■ **What to do**
The records below must be copied in full; omit the images.

[Saved data entries]
┌──

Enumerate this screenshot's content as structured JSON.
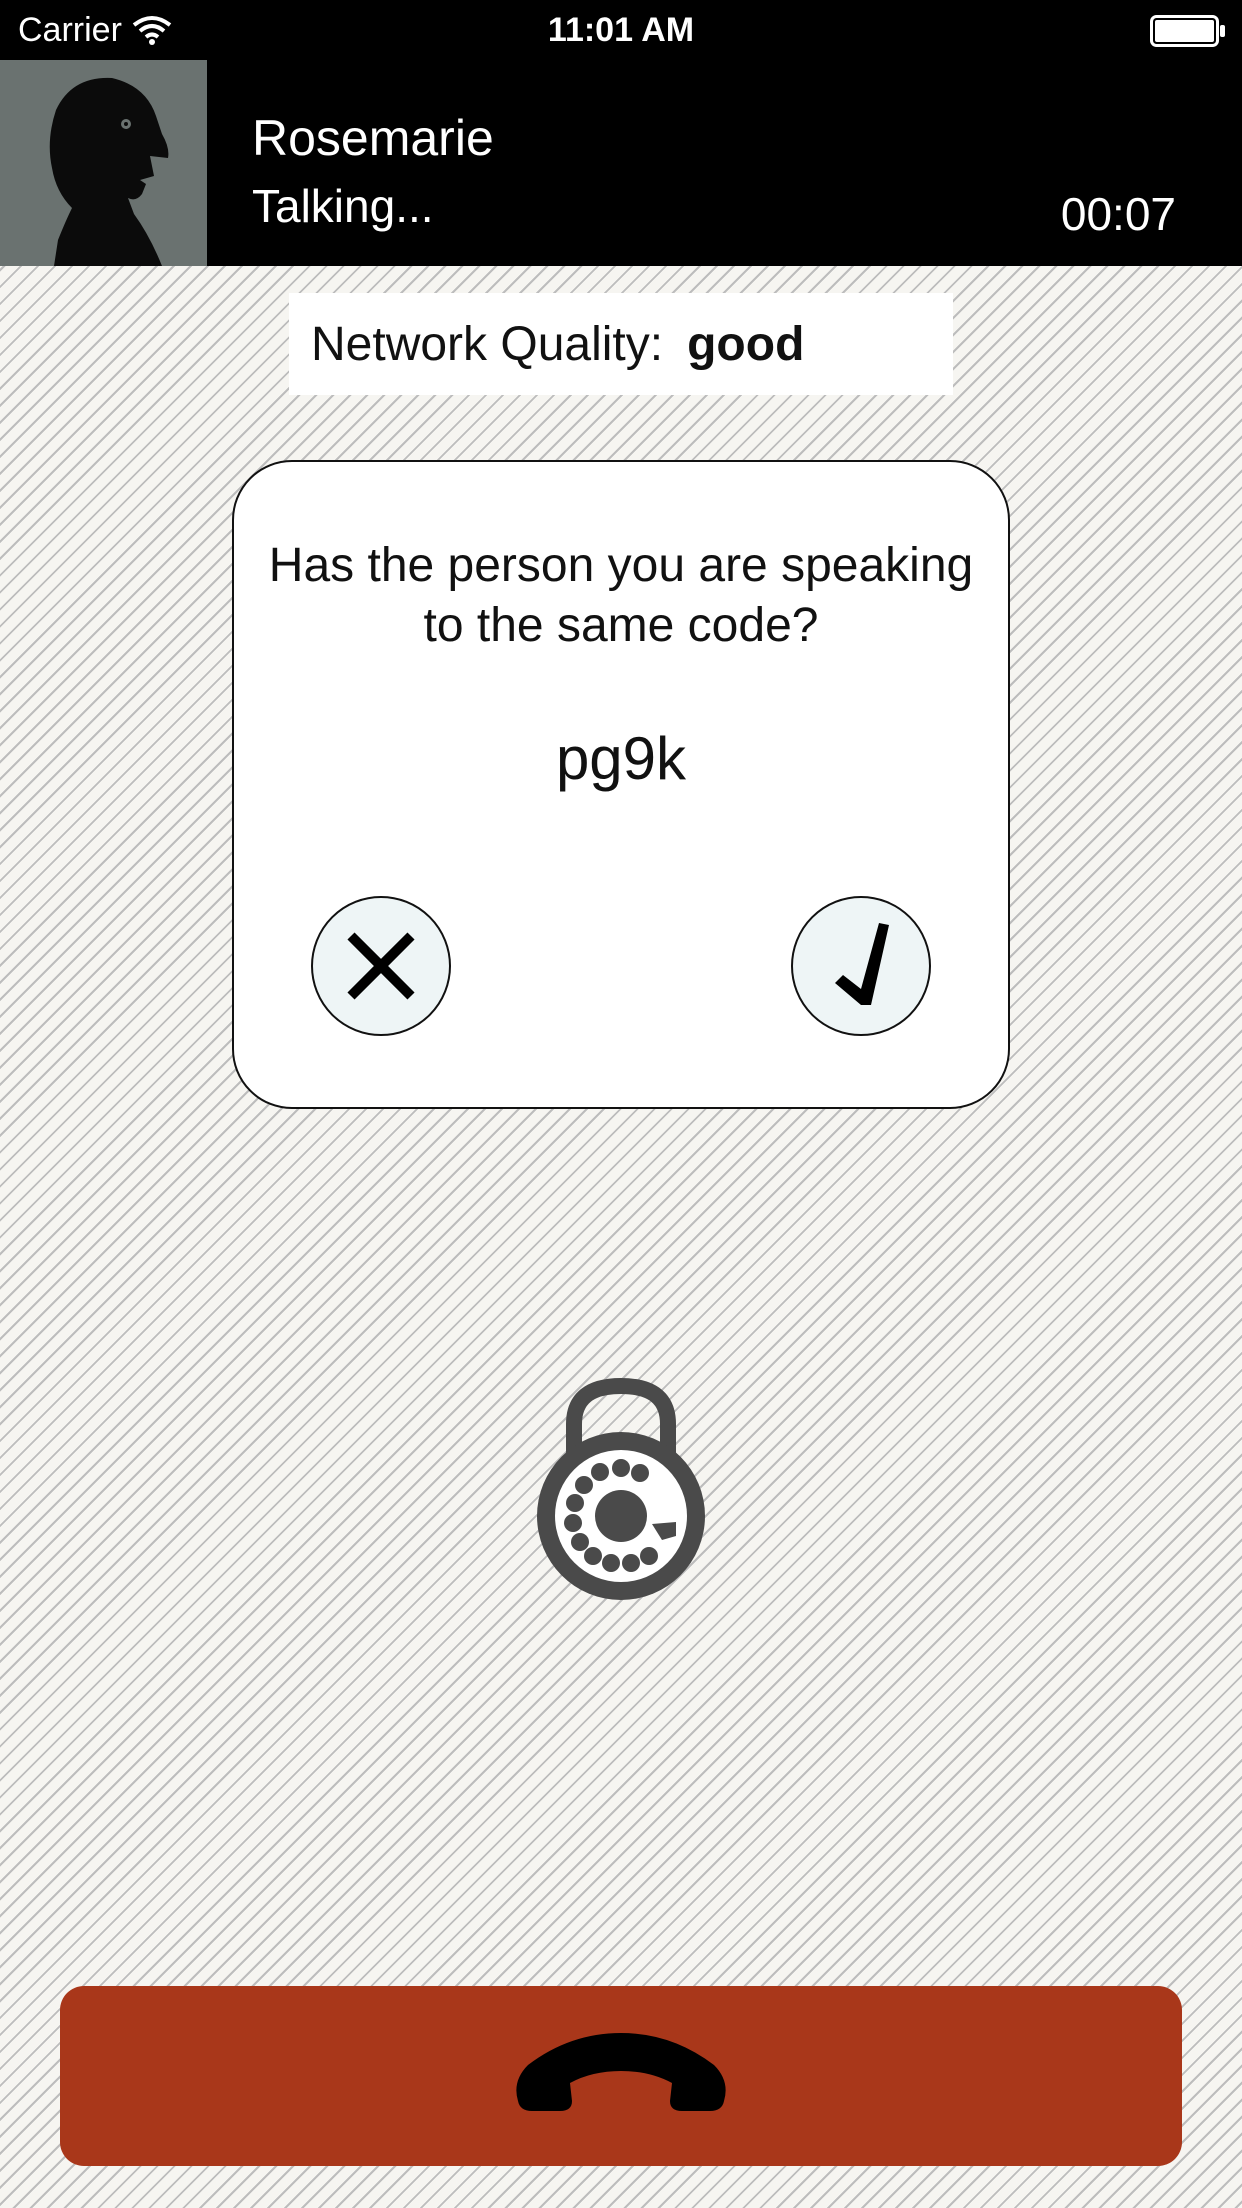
{
  "status_bar": {
    "carrier": "Carrier",
    "time": "11:01 AM",
    "wifi_icon": "wifi-icon",
    "battery_icon": "battery-icon"
  },
  "call": {
    "contact_name": "Rosemarie",
    "status": "Talking...",
    "duration": "00:07",
    "avatar_icon": "person-silhouette-icon"
  },
  "network": {
    "label": "Network Quality:",
    "value": "good"
  },
  "verification": {
    "question": "Has the person you are speaking to the same code?",
    "code": "pg9k",
    "reject_icon": "x-icon",
    "confirm_icon": "checkmark-icon"
  },
  "security": {
    "icon": "rotary-lock-icon"
  },
  "hangup": {
    "icon": "phone-hangup-icon"
  },
  "colors": {
    "header_background": "#000000",
    "avatar_background": "#6a7270",
    "hangup_button": "#a9371a",
    "icon_gray": "#4a4a4a",
    "round_button_fill": "#eef5f6"
  }
}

└──

■ **Task output**
Enumerate this screenshot's content as structured JSON.
{
  "status_bar": {
    "carrier": "Carrier",
    "time": "11:01 AM",
    "wifi_icon": "wifi-icon",
    "battery_icon": "battery-icon"
  },
  "call": {
    "contact_name": "Rosemarie",
    "status": "Talking...",
    "duration": "00:07",
    "avatar_icon": "person-silhouette-icon"
  },
  "network": {
    "label": "Network Quality:",
    "value": "good"
  },
  "verification": {
    "question": "Has the person you are speaking to the same code?",
    "code": "pg9k",
    "reject_icon": "x-icon",
    "confirm_icon": "checkmark-icon"
  },
  "security": {
    "icon": "rotary-lock-icon"
  },
  "hangup": {
    "icon": "phone-hangup-icon"
  },
  "colors": {
    "header_background": "#000000",
    "avatar_background": "#6a7270",
    "hangup_button": "#a9371a",
    "icon_gray": "#4a4a4a",
    "round_button_fill": "#eef5f6"
  }
}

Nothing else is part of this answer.